Short problem ▸ Look through the data for the string "placed". Copy every line where it is found.

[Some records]
________________

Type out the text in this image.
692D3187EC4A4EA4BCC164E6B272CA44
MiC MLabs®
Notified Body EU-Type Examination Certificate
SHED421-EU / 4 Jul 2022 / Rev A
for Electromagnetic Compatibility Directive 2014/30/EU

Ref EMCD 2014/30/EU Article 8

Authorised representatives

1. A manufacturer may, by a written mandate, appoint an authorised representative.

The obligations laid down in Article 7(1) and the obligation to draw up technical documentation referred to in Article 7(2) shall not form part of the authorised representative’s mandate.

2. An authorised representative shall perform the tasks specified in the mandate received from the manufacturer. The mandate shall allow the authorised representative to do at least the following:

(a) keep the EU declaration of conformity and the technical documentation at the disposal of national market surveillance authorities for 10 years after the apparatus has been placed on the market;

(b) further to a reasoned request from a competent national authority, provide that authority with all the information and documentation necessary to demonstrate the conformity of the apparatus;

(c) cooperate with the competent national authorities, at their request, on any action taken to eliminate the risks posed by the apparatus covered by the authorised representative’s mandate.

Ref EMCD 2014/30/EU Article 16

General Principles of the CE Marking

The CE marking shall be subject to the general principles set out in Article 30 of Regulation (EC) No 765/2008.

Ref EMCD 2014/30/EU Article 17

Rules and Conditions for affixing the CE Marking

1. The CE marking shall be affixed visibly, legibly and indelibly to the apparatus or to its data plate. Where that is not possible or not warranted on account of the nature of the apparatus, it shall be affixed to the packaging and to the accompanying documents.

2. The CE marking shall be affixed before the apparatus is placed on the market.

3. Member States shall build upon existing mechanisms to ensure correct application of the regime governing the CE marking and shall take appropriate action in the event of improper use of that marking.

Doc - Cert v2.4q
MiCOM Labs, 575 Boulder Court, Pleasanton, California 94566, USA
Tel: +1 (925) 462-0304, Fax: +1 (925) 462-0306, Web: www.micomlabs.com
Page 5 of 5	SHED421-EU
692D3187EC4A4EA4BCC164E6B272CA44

________________

Written solution ▸
(a) keep the EU declaration of conformity and the technical documentation at the disposal of national market surveillance authorities for 10 years after the apparatus has been placed on the market;
2. The CE marking shall be affixed before the apparatus is placed on the market.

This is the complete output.